_EXERCISE_: Provide the data again in its entirety, exactly as given.

****************

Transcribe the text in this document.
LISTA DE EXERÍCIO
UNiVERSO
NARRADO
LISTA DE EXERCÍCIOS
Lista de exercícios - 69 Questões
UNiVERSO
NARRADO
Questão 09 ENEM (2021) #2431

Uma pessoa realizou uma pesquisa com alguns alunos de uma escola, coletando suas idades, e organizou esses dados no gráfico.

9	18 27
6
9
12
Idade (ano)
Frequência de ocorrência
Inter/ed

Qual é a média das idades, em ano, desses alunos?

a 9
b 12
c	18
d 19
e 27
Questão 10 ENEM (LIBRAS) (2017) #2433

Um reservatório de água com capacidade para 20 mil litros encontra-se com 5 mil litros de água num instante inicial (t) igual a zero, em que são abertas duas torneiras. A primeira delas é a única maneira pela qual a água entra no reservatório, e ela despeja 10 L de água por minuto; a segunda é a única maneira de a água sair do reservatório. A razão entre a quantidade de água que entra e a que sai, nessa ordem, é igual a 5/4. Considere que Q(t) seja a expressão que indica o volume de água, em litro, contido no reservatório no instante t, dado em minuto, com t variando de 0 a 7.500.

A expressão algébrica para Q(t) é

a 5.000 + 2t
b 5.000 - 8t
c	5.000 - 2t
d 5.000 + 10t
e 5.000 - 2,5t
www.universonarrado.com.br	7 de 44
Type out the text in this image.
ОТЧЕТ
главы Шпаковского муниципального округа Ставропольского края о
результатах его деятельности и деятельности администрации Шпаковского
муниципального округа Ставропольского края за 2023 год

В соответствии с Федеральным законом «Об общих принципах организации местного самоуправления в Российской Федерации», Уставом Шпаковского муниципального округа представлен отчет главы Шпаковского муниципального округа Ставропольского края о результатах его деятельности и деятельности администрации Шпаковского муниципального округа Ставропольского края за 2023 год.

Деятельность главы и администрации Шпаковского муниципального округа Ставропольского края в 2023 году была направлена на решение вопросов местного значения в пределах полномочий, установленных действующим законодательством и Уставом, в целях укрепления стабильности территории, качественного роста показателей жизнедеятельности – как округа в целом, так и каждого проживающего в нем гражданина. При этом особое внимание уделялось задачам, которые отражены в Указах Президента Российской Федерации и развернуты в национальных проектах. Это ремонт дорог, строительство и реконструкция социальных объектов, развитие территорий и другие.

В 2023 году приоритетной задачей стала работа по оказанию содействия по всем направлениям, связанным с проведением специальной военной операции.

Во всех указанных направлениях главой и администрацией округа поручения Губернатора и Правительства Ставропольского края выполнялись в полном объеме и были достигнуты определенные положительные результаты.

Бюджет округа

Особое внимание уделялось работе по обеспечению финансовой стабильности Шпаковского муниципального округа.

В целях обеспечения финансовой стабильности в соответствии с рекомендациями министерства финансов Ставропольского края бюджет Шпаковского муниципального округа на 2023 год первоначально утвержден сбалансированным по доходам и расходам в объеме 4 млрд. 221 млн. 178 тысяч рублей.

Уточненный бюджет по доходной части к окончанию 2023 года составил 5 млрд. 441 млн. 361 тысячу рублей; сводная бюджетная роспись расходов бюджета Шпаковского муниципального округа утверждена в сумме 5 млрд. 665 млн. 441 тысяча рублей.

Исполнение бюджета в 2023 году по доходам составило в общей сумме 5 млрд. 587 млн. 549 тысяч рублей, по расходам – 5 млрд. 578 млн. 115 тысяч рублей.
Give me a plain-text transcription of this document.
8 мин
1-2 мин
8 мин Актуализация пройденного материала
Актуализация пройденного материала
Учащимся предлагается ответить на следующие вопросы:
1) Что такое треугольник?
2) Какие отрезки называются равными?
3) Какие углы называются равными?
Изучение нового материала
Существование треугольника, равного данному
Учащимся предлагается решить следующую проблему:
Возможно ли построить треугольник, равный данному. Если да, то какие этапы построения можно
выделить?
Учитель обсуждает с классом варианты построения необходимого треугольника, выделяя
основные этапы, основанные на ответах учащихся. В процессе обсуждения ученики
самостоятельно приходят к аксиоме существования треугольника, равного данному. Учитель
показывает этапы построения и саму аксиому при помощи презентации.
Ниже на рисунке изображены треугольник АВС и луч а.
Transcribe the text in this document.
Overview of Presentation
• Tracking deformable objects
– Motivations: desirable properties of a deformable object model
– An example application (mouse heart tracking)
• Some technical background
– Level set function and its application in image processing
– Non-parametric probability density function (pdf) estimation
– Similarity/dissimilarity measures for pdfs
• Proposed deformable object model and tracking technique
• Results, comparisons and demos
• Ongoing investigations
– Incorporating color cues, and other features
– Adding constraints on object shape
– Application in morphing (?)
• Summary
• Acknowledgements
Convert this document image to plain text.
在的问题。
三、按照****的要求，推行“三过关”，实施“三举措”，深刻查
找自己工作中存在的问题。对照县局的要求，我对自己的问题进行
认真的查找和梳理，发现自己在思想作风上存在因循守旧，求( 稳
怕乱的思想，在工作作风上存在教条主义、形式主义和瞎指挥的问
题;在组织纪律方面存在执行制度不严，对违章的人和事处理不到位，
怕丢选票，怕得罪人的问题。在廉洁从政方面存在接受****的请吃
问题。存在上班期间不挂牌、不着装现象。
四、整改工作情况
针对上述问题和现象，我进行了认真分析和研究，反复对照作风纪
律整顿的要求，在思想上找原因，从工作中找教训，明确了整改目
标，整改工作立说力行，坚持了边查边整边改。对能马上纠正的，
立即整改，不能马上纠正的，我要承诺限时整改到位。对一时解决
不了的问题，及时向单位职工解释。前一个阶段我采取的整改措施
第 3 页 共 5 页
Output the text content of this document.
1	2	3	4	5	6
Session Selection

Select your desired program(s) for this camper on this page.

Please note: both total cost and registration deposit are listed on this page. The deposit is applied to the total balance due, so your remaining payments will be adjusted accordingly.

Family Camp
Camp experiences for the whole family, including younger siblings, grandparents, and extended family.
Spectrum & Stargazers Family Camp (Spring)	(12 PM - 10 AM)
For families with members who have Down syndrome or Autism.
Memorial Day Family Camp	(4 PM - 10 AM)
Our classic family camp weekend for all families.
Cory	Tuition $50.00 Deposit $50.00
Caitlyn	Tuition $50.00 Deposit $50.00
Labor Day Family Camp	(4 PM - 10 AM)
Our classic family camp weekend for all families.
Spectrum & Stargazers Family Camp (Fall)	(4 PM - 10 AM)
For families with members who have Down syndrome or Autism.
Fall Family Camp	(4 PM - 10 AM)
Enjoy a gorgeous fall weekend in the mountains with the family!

****************

_RESULT OF THE TASK_:
Transcribe the text in this document.
LISTA DE EXERÍCIO
UNiVERSO
NARRADO
LISTA DE EXERCÍCIOS
Lista de exercícios - 69 Questões
UNiVERSO
NARRADO
Questão 09 ENEM (2021) #2431

Uma pessoa realizou uma pesquisa com alguns alunos de uma escola, coletando suas idades, e organizou esses dados no gráfico.

9	18 27
6
9
12
Idade (ano)
Frequência de ocorrência
Inter/ed

Qual é a média das idades, em ano, desses alunos?

a 9
b 12
c	18
d 19
e 27
Questão 10 ENEM (LIBRAS) (2017) #2433

Um reservatório de água com capacidade para 20 mil litros encontra-se com 5 mil litros de água num instante inicial (t) igual a zero, em que são abertas duas torneiras. A primeira delas é a única maneira pela qual a água entra no reservatório, e ela despeja 10 L de água por minuto; a segunda é a única maneira de a água sair do reservatório. A razão entre a quantidade de água que entra e a que sai, nessa ordem, é igual a 5/4. Considere que Q(t) seja a expressão que indica o volume de água, em litro, contido no reservatório no instante t, dado em minuto, com t variando de 0 a 7.500.

A expressão algébrica para Q(t) é

a 5.000 + 2t
b 5.000 - 8t
c	5.000 - 2t
d 5.000 + 10t
e 5.000 - 2,5t
www.universonarrado.com.br	7 de 44
Type out the text in this image.
ОТЧЕТ
главы Шпаковского муниципального округа Ставропольского края о
результатах его деятельности и деятельности администрации Шпаковского
муниципального округа Ставропольского края за 2023 год

В соответствии с Федеральным законом «Об общих принципах организации местного самоуправления в Российской Федерации», Уставом Шпаковского муниципального округа представлен отчет главы Шпаковского муниципального округа Ставропольского края о результатах его деятельности и деятельности администрации Шпаковского муниципального округа Ставропольского края за 2023 год.

Деятельность главы и администрации Шпаковского муниципального округа Ставропольского края в 2023 году была направлена на решение вопросов местного значения в пределах полномочий, установленных действующим законодательством и Уставом, в целях укрепления стабильности территории, качественного роста показателей жизнедеятельности – как округа в целом, так и каждого проживающего в нем гражданина. При этом особое внимание уделялось задачам, которые отражены в Указах Президента Российской Федерации и развернуты в национальных проектах. Это ремонт дорог, строительство и реконструкция социальных объектов, развитие территорий и другие.

В 2023 году приоритетной задачей стала работа по оказанию содействия по всем направлениям, связанным с проведением специальной военной операции.

Во всех указанных направлениях главой и администрацией округа поручения Губернатора и Правительства Ставропольского края выполнялись в полном объеме и были достигнуты определенные положительные результаты.

Бюджет округа

Особое внимание уделялось работе по обеспечению финансовой стабильности Шпаковского муниципального округа.

В целях обеспечения финансовой стабильности в соответствии с рекомендациями министерства финансов Ставропольского края бюджет Шпаковского муниципального округа на 2023 год первоначально утвержден сбалансированным по доходам и расходам в объеме 4 млрд. 221 млн. 178 тысяч рублей.

Уточненный бюджет по доходной части к окончанию 2023 года составил 5 млрд. 441 млн. 361 тысячу рублей; сводная бюджетная роспись расходов бюджета Шпаковского муниципального округа утверждена в сумме 5 млрд. 665 млн. 441 тысяча рублей.

Исполнение бюджета в 2023 году по доходам составило в общей сумме 5 млрд. 587 млн. 549 тысяч рублей, по расходам – 5 млрд. 578 млн. 115 тысяч рублей.
Give me a plain-text transcription of this document.
8 мин
1-2 мин
8 мин Актуализация пройденного материала
Актуализация пройденного материала
Учащимся предлагается ответить на следующие вопросы:
1) Что такое треугольник?
2) Какие отрезки называются равными?
3) Какие углы называются равными?
Изучение нового материала
Существование треугольника, равного данному
Учащимся предлагается решить следующую проблему:
Возможно ли построить треугольник, равный данному. Если да, то какие этапы построения можно
выделить?
Учитель обсуждает с классом варианты построения необходимого треугольника, выделяя
основные этапы, основанные на ответах учащихся. В процессе обсуждения ученики
самостоятельно приходят к аксиоме существования треугольника, равного данному. Учитель
показывает этапы построения и саму аксиому при помощи презентации.
Ниже на рисунке изображены треугольник АВС и луч а.
Transcribe the text in this document.
Overview of Presentation
• Tracking deformable objects
– Motivations: desirable properties of a deformable object model
– An example application (mouse heart tracking)
• Some technical background
– Level set function and its application in image processing
– Non-parametric probability density function (pdf) estimation
– Similarity/dissimilarity measures for pdfs
• Proposed deformable object model and tracking technique
• Results, comparisons and demos
• Ongoing investigations
– Incorporating color cues, and other features
– Adding constraints on object shape
– Application in morphing (?)
• Summary
• Acknowledgements
Convert this document image to plain text.
在的问题。
三、按照****的要求，推行“三过关”，实施“三举措”，深刻查
找自己工作中存在的问题。对照县局的要求，我对自己的问题进行
认真的查找和梳理，发现自己在思想作风上存在因循守旧，求( 稳
怕乱的思想，在工作作风上存在教条主义、形式主义和瞎指挥的问
题;在组织纪律方面存在执行制度不严，对违章的人和事处理不到位，
怕丢选票，怕得罪人的问题。在廉洁从政方面存在接受****的请吃
问题。存在上班期间不挂牌、不着装现象。
四、整改工作情况
针对上述问题和现象，我进行了认真分析和研究，反复对照作风纪
律整顿的要求，在思想上找原因，从工作中找教训，明确了整改目
标，整改工作立说力行，坚持了边查边整边改。对能马上纠正的，
立即整改，不能马上纠正的，我要承诺限时整改到位。对一时解决
不了的问题，及时向单位职工解释。前一个阶段我采取的整改措施
第 3 页 共 5 页
Output the text content of this document.
1	2	3	4	5	6
Session Selection

Select your desired program(s) for this camper on this page.

Please note: both total cost and registration deposit are listed on this page. The deposit is applied to the total balance due, so your remaining payments will be adjusted accordingly.

Family Camp
Camp experiences for the whole family, including younger siblings, grandparents, and extended family.
Spectrum & Stargazers Family Camp (Spring)	(12 PM - 10 AM)
For families with members who have Down syndrome or Autism.
Memorial Day Family Camp	(4 PM - 10 AM)
Our classic family camp weekend for all families.
Cory	Tuition $50.00 Deposit $50.00
Caitlyn	Tuition $50.00 Deposit $50.00
Labor Day Family Camp	(4 PM - 10 AM)
Our classic family camp weekend for all families.
Spectrum & Stargazers Family Camp (Fall)	(4 PM - 10 AM)
For families with members who have Down syndrome or Autism.
Fall Family Camp	(4 PM - 10 AM)
Enjoy a gorgeous fall weekend in the mountains with the family!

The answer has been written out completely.